WHAT IS NEEDED
Please print every line from the one containing "What does this" through the last line of the records below, exactly as written and nothing more.

[Entries taken from a collection]
-- start --

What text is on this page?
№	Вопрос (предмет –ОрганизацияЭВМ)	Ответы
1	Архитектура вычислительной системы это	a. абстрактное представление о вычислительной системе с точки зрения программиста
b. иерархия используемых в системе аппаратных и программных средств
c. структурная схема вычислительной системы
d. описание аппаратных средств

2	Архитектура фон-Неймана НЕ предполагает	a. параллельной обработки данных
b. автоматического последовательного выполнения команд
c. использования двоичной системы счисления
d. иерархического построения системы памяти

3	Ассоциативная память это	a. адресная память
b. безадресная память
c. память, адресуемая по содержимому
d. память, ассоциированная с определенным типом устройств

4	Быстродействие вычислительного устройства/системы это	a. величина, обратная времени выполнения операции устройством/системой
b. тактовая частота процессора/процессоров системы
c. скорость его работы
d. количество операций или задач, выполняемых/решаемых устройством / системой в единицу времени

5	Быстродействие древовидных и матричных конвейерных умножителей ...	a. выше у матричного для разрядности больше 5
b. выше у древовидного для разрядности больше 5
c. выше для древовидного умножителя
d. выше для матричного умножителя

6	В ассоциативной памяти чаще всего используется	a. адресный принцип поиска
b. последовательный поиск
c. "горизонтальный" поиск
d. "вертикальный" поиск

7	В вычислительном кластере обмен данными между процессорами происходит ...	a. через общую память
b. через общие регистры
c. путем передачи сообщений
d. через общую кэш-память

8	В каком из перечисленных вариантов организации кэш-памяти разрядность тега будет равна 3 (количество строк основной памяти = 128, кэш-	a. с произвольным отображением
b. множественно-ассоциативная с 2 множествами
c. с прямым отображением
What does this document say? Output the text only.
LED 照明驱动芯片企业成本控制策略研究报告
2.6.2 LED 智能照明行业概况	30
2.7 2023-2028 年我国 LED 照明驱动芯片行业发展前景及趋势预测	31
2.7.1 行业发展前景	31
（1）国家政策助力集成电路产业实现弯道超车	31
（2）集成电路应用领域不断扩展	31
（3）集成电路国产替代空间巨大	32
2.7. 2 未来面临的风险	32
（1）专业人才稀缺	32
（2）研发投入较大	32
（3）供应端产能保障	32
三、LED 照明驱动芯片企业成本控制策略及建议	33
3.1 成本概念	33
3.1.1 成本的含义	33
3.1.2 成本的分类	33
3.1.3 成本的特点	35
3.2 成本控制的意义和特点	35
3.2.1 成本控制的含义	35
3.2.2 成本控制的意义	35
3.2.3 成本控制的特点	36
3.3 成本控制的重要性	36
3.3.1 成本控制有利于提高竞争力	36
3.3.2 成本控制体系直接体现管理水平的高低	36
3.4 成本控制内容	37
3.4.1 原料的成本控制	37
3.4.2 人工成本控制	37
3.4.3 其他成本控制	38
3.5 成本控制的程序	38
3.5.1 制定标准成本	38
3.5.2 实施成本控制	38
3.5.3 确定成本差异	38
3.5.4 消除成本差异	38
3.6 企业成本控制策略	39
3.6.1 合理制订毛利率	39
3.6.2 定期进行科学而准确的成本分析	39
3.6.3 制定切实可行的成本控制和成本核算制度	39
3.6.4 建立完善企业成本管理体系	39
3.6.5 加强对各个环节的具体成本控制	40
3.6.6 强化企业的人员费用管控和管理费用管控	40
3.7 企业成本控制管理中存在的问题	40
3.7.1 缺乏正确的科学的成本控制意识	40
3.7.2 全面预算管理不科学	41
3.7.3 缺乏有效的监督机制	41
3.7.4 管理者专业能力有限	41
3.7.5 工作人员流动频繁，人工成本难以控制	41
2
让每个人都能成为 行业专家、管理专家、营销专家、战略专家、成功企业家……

-- end --

TASK RESPONSE
What does this document say? Output the text only.
LED 照明驱动芯片企业成本控制策略研究报告
2.6.2 LED 智能照明行业概况	30
2.7 2023-2028 年我国 LED 照明驱动芯片行业发展前景及趋势预测	31
2.7.1 行业发展前景	31
（1）国家政策助力集成电路产业实现弯道超车	31
（2）集成电路应用领域不断扩展	31
（3）集成电路国产替代空间巨大	32
2.7. 2 未来面临的风险	32
（1）专业人才稀缺	32
（2）研发投入较大	32
（3）供应端产能保障	32
三、LED 照明驱动芯片企业成本控制策略及建议	33
3.1 成本概念	33
3.1.1 成本的含义	33
3.1.2 成本的分类	33
3.1.3 成本的特点	35
3.2 成本控制的意义和特点	35
3.2.1 成本控制的含义	35
3.2.2 成本控制的意义	35
3.2.3 成本控制的特点	36
3.3 成本控制的重要性	36
3.3.1 成本控制有利于提高竞争力	36
3.3.2 成本控制体系直接体现管理水平的高低	36
3.4 成本控制内容	37
3.4.1 原料的成本控制	37
3.4.2 人工成本控制	37
3.4.3 其他成本控制	38
3.5 成本控制的程序	38
3.5.1 制定标准成本	38
3.5.2 实施成本控制	38
3.5.3 确定成本差异	38
3.5.4 消除成本差异	38
3.6 企业成本控制策略	39
3.6.1 合理制订毛利率	39
3.6.2 定期进行科学而准确的成本分析	39
3.6.3 制定切实可行的成本控制和成本核算制度	39
3.6.4 建立完善企业成本管理体系	39
3.6.5 加强对各个环节的具体成本控制	40
3.6.6 强化企业的人员费用管控和管理费用管控	40
3.7 企业成本控制管理中存在的问题	40
3.7.1 缺乏正确的科学的成本控制意识	40
3.7.2 全面预算管理不科学	41
3.7.3 缺乏有效的监督机制	41
3.7.4 管理者专业能力有限	41
3.7.5 工作人员流动频繁，人工成本难以控制	41
2
让每个人都能成为 行业专家、管理专家、营销专家、战略专家、成功企业家……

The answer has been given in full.